======== Data to use
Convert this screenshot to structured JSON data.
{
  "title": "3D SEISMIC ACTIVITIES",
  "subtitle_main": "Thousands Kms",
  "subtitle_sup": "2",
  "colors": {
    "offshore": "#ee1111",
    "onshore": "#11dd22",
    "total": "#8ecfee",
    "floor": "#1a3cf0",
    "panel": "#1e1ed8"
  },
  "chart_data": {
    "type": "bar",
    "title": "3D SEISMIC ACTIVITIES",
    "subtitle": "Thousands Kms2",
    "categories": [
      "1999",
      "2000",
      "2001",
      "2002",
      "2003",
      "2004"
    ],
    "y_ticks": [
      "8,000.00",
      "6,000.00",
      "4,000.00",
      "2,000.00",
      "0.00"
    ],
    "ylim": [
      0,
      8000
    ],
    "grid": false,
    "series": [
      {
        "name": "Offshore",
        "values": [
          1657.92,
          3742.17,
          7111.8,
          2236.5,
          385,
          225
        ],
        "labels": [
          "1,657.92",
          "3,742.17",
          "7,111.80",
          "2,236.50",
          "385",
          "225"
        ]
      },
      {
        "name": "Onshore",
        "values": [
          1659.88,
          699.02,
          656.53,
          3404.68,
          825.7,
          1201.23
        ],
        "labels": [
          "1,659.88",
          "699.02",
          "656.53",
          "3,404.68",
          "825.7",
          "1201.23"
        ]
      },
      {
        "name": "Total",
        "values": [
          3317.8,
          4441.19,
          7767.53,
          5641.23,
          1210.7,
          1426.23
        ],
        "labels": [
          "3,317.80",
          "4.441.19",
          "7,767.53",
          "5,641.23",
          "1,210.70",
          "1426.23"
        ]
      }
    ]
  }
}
================
Extract the full set of entries word for word.

Convert this screenshot to structured JSON data.
{
  "title": "3D SEISMIC ACTIVITIES",
  "subtitle_main": "Thousands Kms",
  "subtitle_sup": "2",
  "colors": {
    "offshore": "#ee1111",
    "onshore": "#11dd22",
    "total": "#8ecfee",
    "floor": "#1a3cf0",
    "panel": "#1e1ed8"
  },
  "chart_data": {
    "type": "bar",
    "title": "3D SEISMIC ACTIVITIES",
    "subtitle": "Thousands Kms2",
    "categories": [
      "1999",
      "2000",
      "2001",
      "2002",
      "2003",
      "2004"
    ],
    "y_ticks": [
      "8,000.00",
      "6,000.00",
      "4,000.00",
      "2,000.00",
      "0.00"
    ],
    "ylim": [
      0,
      8000
    ],
    "grid": false,
    "series": [
      {
        "name": "Offshore",
        "values": [
          1657.92,
          3742.17,
          7111.8,
          2236.5,
          385,
          225
        ],
        "labels": [
          "1,657.92",
          "3,742.17",
          "7,111.80",
          "2,236.50",
          "385",
          "225"
        ]
      },
      {
        "name": "Onshore",
        "values": [
          1659.88,
          699.02,
          656.53,
          3404.68,
          825.7,
          1201.23
        ],
        "labels": [
          "1,659.88",
          "699.02",
          "656.53",
          "3,404.68",
          "825.7",
          "1201.23"
        ]
      },
      {
        "name": "Total",
        "values": [
          3317.8,
          4441.19,
          7767.53,
          5641.23,
          1210.7,
          1426.23
        ],
        "labels": [
          "3,317.80",
          "4.441.19",
          "7,767.53",
          "5,641.23",
          "1,210.70",
          "1426.23"
        ]
      }
    ]
  }
}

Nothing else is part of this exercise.